- **YOUR OBJECTIVE**:
Pull out every line from the listing that has the word "марта".

- **DATASET ROWS**:
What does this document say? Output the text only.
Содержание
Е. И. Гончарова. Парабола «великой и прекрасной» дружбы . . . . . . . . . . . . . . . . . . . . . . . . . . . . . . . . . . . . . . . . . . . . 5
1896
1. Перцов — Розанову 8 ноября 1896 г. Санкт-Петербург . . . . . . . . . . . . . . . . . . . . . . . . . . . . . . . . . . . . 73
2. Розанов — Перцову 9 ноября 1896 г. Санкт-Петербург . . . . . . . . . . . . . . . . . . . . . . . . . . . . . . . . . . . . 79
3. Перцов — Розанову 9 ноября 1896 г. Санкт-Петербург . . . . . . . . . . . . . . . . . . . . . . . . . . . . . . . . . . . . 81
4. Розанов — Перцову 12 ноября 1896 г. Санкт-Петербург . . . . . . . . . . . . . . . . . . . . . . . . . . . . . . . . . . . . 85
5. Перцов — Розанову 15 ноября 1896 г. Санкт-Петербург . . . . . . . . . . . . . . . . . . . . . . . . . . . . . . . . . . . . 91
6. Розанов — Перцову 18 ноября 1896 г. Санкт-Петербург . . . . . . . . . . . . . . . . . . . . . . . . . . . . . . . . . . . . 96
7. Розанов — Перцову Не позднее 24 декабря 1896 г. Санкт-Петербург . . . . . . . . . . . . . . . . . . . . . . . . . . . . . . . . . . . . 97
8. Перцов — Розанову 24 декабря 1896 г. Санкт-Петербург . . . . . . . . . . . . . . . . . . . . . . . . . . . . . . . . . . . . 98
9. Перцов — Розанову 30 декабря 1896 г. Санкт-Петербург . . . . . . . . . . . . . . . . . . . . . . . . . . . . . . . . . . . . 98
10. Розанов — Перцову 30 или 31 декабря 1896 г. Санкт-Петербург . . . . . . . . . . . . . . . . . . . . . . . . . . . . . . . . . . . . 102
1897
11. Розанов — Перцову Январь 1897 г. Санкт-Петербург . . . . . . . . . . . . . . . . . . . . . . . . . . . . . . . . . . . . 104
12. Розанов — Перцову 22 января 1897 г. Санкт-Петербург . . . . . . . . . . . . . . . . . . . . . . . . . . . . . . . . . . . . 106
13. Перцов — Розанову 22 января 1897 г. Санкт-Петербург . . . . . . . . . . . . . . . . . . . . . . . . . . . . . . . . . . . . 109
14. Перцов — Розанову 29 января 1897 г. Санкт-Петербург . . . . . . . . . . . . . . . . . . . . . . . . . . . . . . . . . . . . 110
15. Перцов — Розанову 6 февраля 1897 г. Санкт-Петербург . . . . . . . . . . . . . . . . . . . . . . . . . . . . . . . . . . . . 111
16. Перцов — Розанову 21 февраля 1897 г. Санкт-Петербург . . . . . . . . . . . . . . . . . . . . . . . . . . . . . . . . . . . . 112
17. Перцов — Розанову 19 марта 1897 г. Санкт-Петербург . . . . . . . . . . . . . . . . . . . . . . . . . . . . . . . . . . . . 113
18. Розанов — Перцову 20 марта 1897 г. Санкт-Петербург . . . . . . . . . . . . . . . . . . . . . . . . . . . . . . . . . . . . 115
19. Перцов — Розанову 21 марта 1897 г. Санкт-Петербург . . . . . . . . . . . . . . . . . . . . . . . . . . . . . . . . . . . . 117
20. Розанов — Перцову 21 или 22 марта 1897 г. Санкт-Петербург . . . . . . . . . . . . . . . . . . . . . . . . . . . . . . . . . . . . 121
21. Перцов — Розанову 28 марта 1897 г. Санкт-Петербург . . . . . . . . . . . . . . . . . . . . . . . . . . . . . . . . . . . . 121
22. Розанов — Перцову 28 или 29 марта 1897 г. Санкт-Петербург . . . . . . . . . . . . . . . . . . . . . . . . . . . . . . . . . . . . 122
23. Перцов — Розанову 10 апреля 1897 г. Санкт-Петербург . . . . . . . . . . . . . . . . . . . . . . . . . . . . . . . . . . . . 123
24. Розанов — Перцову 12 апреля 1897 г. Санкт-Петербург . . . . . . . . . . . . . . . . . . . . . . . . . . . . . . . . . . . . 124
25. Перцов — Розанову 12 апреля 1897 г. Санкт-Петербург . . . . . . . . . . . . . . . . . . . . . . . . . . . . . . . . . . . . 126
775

- **ANSWER TO THE EXERCISE**:
17. Перцов — Розанову 19 марта 1897 г. Санкт-Петербург . . . . . . . . . . . . . . . . . . . . . . . . . . . . . . . . . . . . 113
18. Розанов — Перцову 20 марта 1897 г. Санкт-Петербург . . . . . . . . . . . . . . . . . . . . . . . . . . . . . . . . . . . . 115
19. Перцов — Розанову 21 марта 1897 г. Санкт-Петербург . . . . . . . . . . . . . . . . . . . . . . . . . . . . . . . . . . . . 117
20. Розанов — Перцову 21 или 22 марта 1897 г. Санкт-Петербург . . . . . . . . . . . . . . . . . . . . . . . . . . . . . . . . . . . . 121
21. Перцов — Розанову 28 марта 1897 г. Санкт-Петербург . . . . . . . . . . . . . . . . . . . . . . . . . . . . . . . . . . . . 121
22. Розанов — Перцову 28 или 29 марта 1897 г. Санкт-Петербург . . . . . . . . . . . . . . . . . . . . . . . . . . . . . . . . . . . . 122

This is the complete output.